▶ OBJECTIVE:
Among the entries below, find the lines with "addMappings" and copy them.

※ ※ ※

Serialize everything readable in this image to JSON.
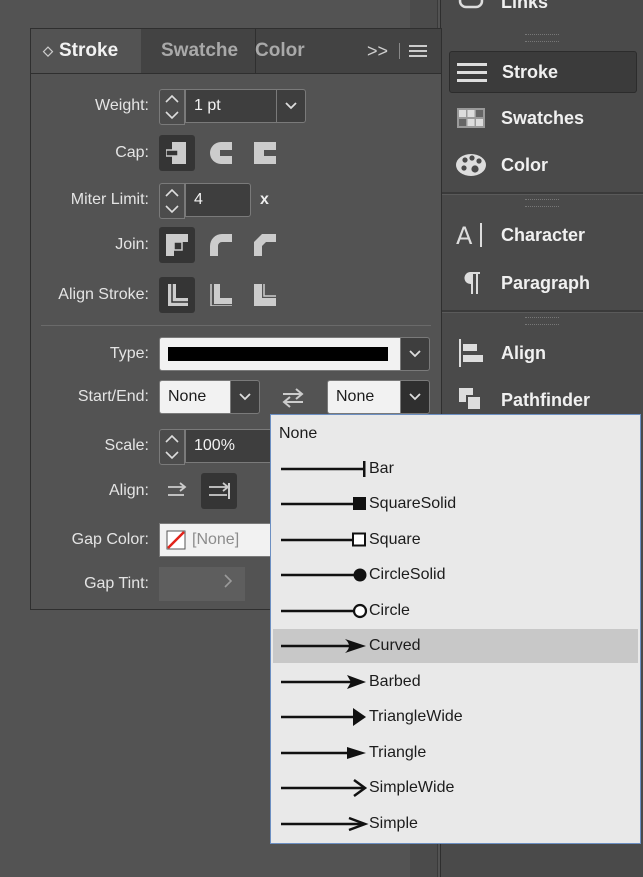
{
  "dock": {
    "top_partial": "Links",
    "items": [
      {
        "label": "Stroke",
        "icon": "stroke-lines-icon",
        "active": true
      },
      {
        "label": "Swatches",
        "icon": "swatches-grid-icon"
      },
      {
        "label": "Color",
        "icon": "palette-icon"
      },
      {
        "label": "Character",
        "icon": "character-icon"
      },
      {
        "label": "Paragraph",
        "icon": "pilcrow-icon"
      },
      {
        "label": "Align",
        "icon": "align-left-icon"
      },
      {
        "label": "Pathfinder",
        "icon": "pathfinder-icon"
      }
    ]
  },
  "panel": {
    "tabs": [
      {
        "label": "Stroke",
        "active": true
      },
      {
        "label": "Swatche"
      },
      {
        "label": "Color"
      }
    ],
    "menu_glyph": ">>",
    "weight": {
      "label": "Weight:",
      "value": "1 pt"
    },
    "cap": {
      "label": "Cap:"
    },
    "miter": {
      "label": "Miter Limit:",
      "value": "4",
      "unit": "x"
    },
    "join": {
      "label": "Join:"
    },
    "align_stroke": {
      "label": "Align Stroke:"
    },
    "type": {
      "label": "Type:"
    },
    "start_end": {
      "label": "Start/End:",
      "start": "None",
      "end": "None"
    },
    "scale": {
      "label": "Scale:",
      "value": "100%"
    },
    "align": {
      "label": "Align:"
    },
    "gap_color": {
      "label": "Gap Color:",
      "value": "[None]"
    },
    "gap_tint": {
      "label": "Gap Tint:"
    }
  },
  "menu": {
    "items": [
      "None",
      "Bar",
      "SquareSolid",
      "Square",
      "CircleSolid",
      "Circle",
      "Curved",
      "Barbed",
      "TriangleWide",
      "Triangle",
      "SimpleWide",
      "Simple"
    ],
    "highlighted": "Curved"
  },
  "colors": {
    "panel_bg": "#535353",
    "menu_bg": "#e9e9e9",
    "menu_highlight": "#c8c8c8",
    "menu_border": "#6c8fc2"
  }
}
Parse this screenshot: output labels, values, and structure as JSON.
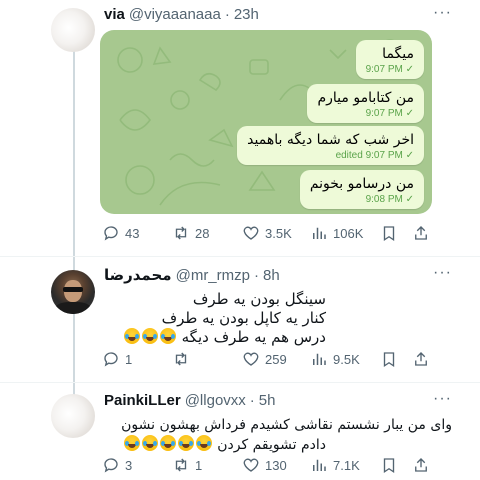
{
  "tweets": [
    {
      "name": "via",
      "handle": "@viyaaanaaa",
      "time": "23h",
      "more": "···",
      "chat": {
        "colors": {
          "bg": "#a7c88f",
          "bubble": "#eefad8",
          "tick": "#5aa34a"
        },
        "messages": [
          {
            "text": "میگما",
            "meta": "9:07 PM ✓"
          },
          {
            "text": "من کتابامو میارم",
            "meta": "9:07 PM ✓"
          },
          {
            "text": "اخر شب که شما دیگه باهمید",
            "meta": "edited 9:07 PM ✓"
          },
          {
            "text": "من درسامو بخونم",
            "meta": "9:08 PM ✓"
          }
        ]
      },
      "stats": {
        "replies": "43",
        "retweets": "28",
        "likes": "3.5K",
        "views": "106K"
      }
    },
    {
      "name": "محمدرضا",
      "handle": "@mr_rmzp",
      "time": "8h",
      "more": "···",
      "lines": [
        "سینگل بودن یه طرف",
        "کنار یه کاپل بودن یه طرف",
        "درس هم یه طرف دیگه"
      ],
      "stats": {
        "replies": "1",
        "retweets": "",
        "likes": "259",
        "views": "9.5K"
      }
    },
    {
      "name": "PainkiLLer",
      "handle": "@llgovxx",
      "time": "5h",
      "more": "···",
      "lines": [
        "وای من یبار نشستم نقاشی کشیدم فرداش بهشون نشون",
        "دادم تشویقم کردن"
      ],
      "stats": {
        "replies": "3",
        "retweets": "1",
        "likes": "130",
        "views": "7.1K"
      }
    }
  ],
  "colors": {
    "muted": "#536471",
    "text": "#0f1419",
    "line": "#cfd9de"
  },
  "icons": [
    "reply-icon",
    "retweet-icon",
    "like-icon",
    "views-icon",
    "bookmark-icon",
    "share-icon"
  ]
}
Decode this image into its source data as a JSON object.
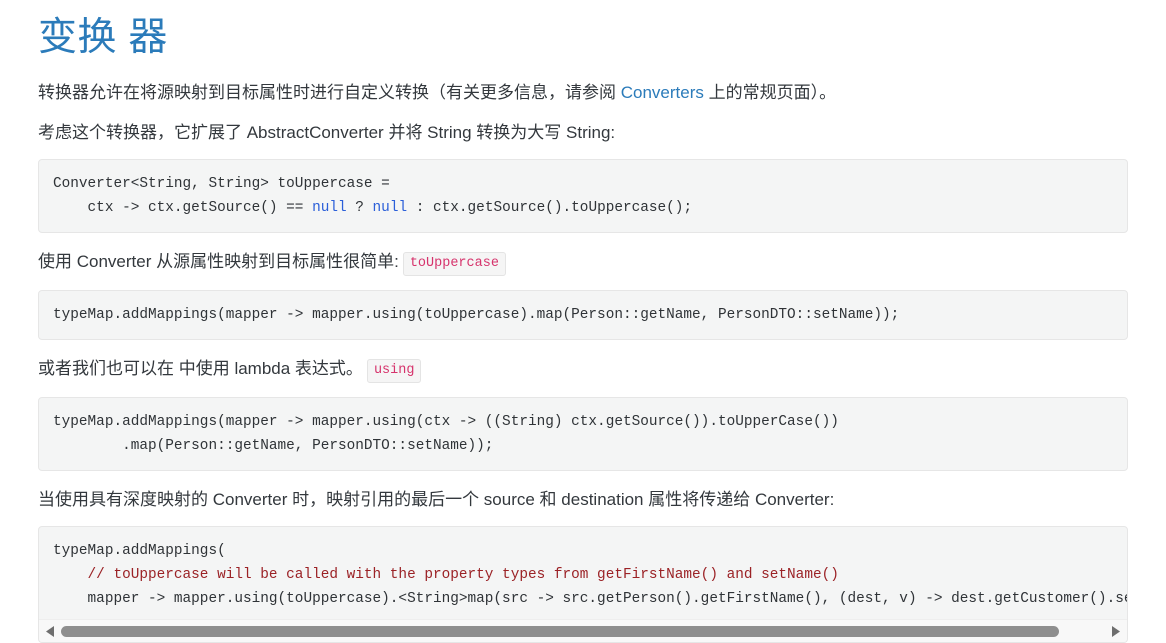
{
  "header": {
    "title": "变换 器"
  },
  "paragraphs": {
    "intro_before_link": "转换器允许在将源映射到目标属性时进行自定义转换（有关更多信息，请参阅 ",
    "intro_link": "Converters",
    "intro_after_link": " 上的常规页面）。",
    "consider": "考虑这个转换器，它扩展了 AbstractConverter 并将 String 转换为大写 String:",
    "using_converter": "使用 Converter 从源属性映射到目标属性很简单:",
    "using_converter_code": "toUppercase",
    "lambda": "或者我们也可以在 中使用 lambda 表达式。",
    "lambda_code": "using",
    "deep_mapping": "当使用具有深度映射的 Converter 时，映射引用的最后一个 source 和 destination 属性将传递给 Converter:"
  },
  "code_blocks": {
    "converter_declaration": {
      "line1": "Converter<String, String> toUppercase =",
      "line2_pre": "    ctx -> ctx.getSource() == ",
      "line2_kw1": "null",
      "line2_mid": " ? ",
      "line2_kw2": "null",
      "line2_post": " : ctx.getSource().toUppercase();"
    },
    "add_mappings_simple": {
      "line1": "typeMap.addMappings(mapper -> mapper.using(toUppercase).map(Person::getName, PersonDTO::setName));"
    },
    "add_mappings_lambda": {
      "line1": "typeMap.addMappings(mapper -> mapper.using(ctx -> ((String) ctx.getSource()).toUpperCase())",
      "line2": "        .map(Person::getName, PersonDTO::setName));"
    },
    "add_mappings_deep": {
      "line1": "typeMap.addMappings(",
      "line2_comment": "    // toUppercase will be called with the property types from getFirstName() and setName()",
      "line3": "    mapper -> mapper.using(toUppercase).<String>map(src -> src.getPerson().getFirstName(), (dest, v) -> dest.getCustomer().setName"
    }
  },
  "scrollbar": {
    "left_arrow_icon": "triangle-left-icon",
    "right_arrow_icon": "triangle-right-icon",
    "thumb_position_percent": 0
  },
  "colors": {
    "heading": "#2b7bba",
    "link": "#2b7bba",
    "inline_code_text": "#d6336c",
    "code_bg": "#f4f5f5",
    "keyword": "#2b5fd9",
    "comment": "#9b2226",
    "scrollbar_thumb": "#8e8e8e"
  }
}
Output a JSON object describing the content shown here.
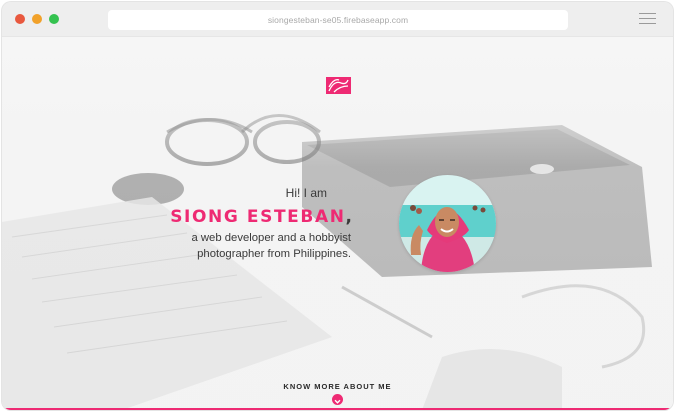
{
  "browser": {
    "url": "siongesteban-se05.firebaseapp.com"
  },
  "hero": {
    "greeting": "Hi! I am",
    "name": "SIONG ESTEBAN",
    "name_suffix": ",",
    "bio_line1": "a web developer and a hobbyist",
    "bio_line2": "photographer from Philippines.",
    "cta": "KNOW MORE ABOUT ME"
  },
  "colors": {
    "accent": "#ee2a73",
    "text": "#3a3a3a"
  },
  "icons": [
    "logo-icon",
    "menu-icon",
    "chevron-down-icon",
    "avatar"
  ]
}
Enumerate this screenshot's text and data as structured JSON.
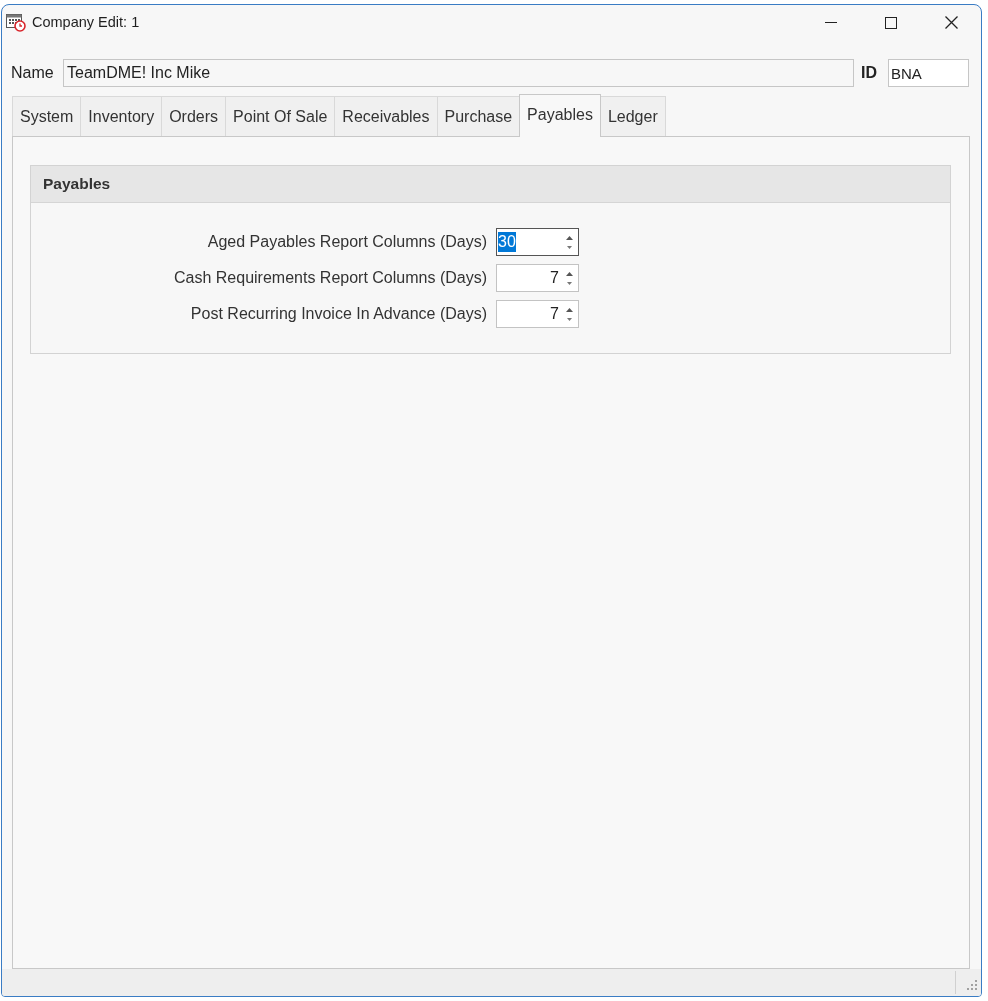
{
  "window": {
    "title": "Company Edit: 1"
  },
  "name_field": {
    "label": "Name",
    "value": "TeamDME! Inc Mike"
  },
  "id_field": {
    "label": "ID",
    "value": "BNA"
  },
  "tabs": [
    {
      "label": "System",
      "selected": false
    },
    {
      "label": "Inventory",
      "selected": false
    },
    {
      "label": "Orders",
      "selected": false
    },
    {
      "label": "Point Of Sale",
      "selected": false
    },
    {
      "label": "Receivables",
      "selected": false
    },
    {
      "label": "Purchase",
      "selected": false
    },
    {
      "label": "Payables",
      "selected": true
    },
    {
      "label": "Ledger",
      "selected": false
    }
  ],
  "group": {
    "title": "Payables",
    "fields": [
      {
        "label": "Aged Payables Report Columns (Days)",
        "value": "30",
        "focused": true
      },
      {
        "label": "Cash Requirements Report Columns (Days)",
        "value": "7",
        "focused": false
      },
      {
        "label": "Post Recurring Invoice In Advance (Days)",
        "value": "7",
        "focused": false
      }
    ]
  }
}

※ ※ ※

▶ TASK ANSWER:
      "line1": "typeMap.addMappings(mapper -> mapper.using(toUppercase).map(Person::getName, PersonDTO::setName));"
      "line1": "typeMap.addMappings(mapper -> mapper.using(ctx -> ((String) ctx.getSource()).toUpperCase())",
      "line1": "typeMap.addMappings(",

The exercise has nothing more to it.